▶ **The problem**: How many of the lines that follow contain the word "thấy"? Give only the number.

▶ **Dataset records**:
==*==
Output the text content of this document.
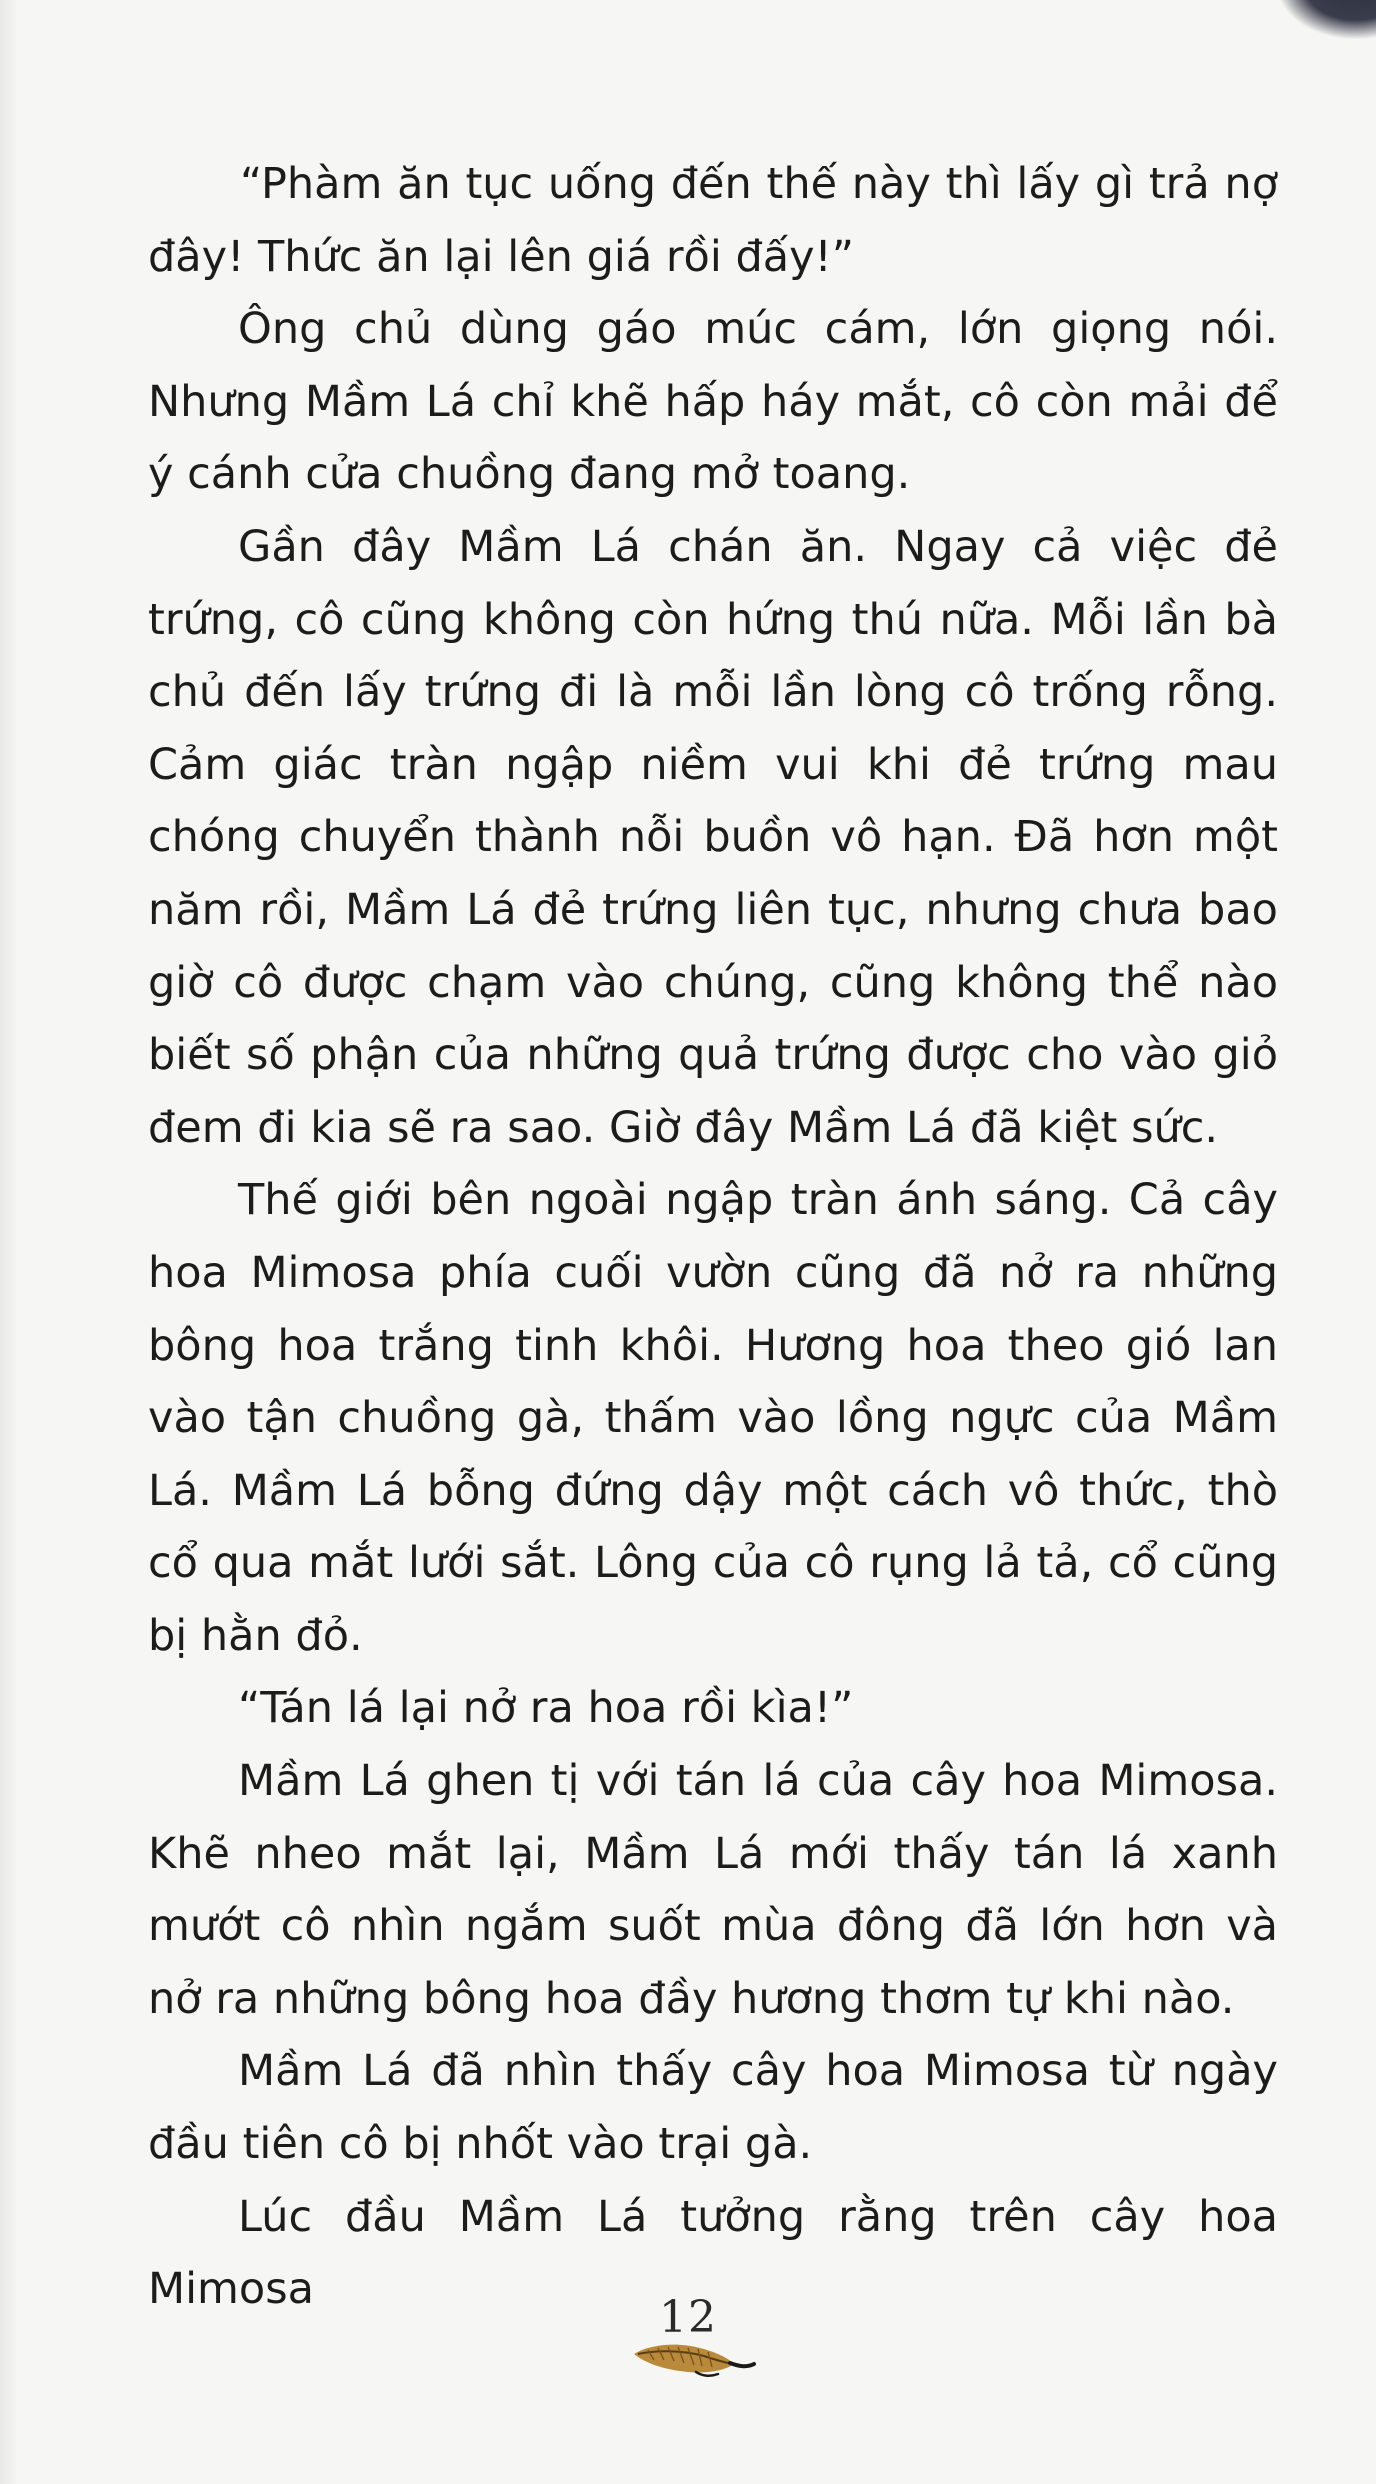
“Phàm ăn tục uống đến thế này thì lấy gì trả nợ đây! Thức ăn lại lên giá rồi đấy!”

Ông chủ dùng gáo múc cám, lớn giọng nói. Nhưng Mầm Lá chỉ khẽ hấp háy mắt, cô còn mải để ý cánh cửa chuồng đang mở toang.

Gần đây Mầm Lá chán ăn. Ngay cả việc đẻ trứng, cô cũng không còn hứng thú nữa. Mỗi lần bà chủ đến lấy trứng đi là mỗi lần lòng cô trống rỗng. Cảm giác tràn ngập niềm vui khi đẻ trứng mau chóng chuyển thành nỗi buồn vô hạn. Đã hơn một năm rồi, Mầm Lá đẻ trứng liên tục, nhưng chưa bao giờ cô được chạm vào chúng, cũng không thể nào biết số phận của những quả trứng được cho vào giỏ đem đi kia sẽ ra sao. Giờ đây Mầm Lá đã kiệt sức.

Thế giới bên ngoài ngập tràn ánh sáng. Cả cây hoa Mimosa phía cuối vườn cũng đã nở ra những bông hoa trắng tinh khôi. Hương hoa theo gió lan vào tận chuồng gà, thấm vào lồng ngực của Mầm Lá. Mầm Lá bỗng đứng dậy một cách vô thức, thò cổ qua mắt lưới sắt. Lông của cô rụng lả tả, cổ cũng bị hằn đỏ.

“Tán lá lại nở ra hoa rồi kìa!”

Mầm Lá ghen tị với tán lá của cây hoa Mimosa. Khẽ nheo mắt lại, Mầm Lá mới thấy tán lá xanh mướt cô nhìn ngắm suốt mùa đông đã lớn hơn và nở ra những bông hoa đầy hương thơm tự khi nào.

Mầm Lá đã nhìn thấy cây hoa Mimosa từ ngày đầu tiên cô bị nhốt vào trại gà.

Lúc đầu Mầm Lá tưởng rằng trên cây hoa Mimosa

12
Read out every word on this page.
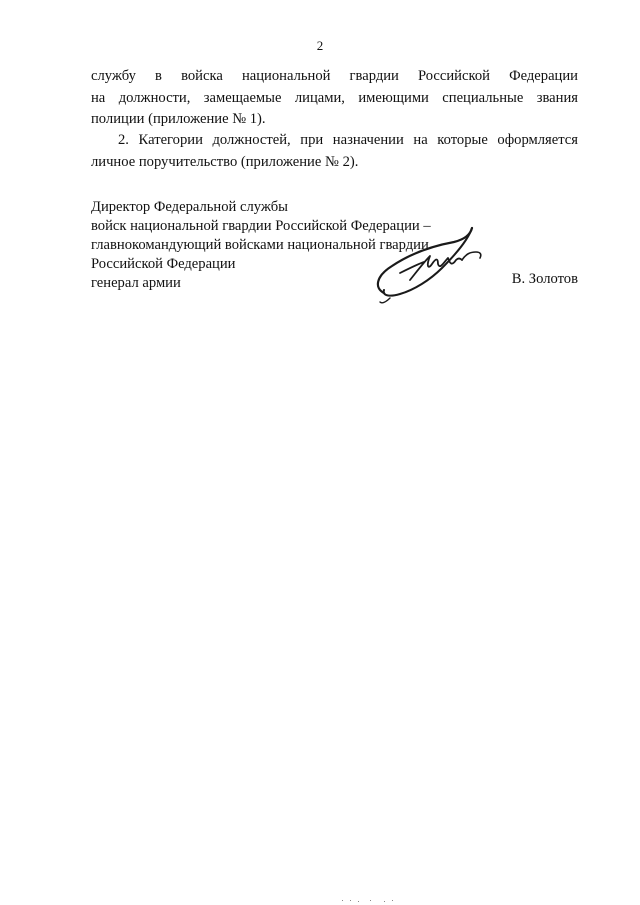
2
службу в войска национальной гвардии Российской Федерации
на должности, замещаемые лицами, имеющими специальные звания
полиции (приложение № 1).
2. Категории должностей, при назначении на которые оформляется
личное поручительство (приложение № 2).
Директор Федеральной службы
войск национальной гвардии Российской Федерации –
главнокомандующий войсками национальной гвардии
Российской Федерации
генерал армии	В. Золотов
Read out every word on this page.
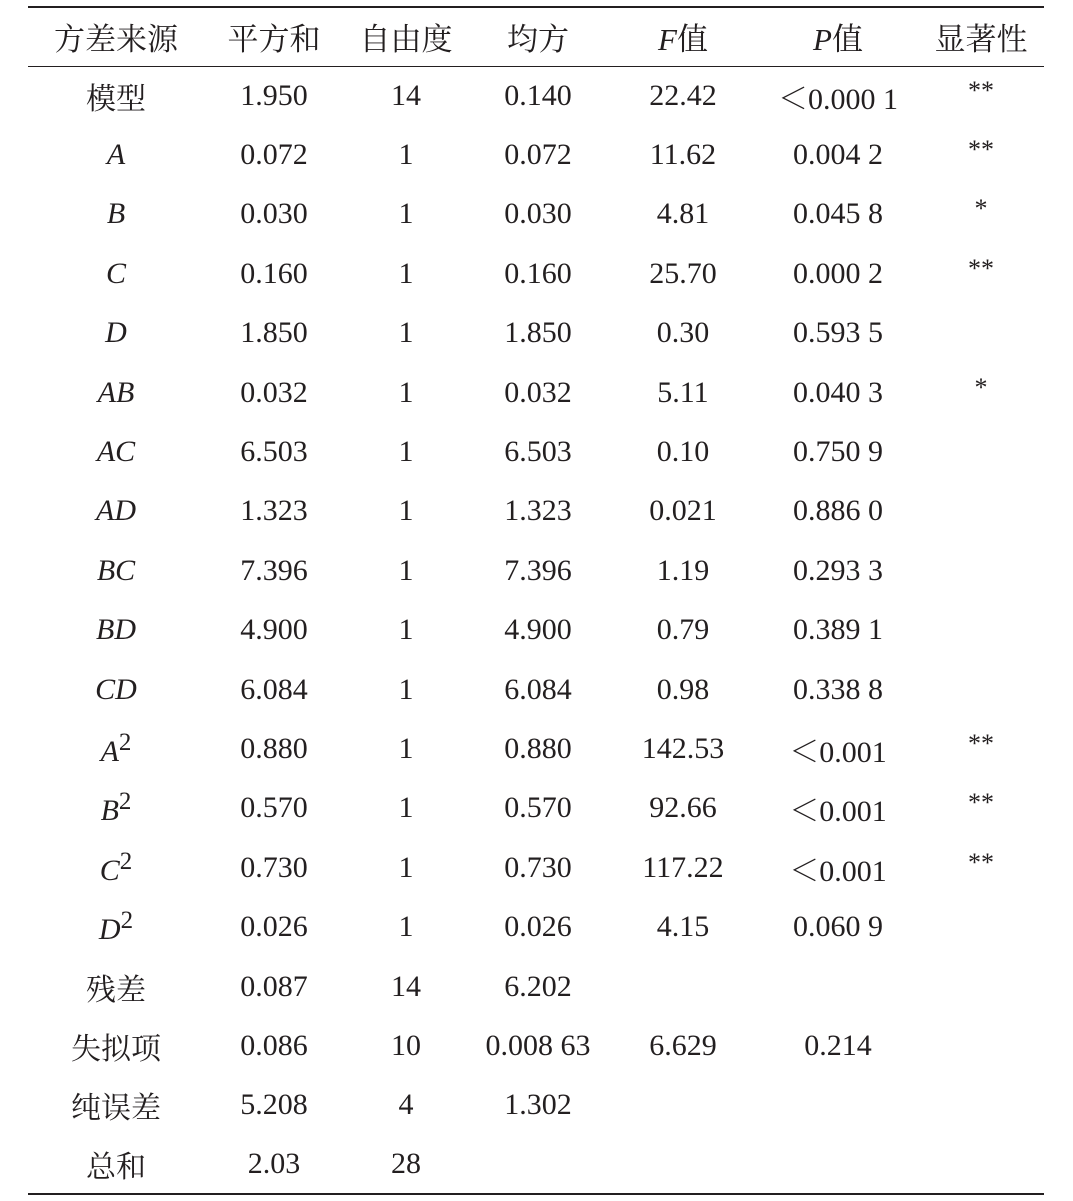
方差来源	平方和	自由度	均方	F值	P值	显著性
模型	1.950	14	0.140	22.42	＜0.000 1	**
A	0.072	1	0.072	11.62	0.004 2	**
B	0.030	1	0.030	4.81	0.045 8	*
C	0.160	1	0.160	25.70	0.000 2	**
D	1.850	1	1.850	0.30	0.593 5	
AB	0.032	1	0.032	5.11	0.040 3	*
AC	6.503	1	6.503	0.10	0.750 9	
AD	1.323	1	1.323	0.021	0.886 0	
BC	7.396	1	7.396	1.19	0.293 3	
BD	4.900	1	4.900	0.79	0.389 1	
CD	6.084	1	6.084	0.98	0.338 8	
$A^2$	0.880	1	0.880	142.53	＜0.001	**
$B^2$	0.570	1	0.570	92.66	＜0.001	**
$C^2$	0.730	1	0.730	117.22	＜0.001	**
$D^2$	0.026	1	0.026	4.15	0.060 9	
残差	0.087	14	6.202			
失拟项	0.086	10	0.008 63	6.629	0.214	
纯误差	5.208	4	1.302			
总和	2.03	28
==*==
▶ **Completed exercise**: 2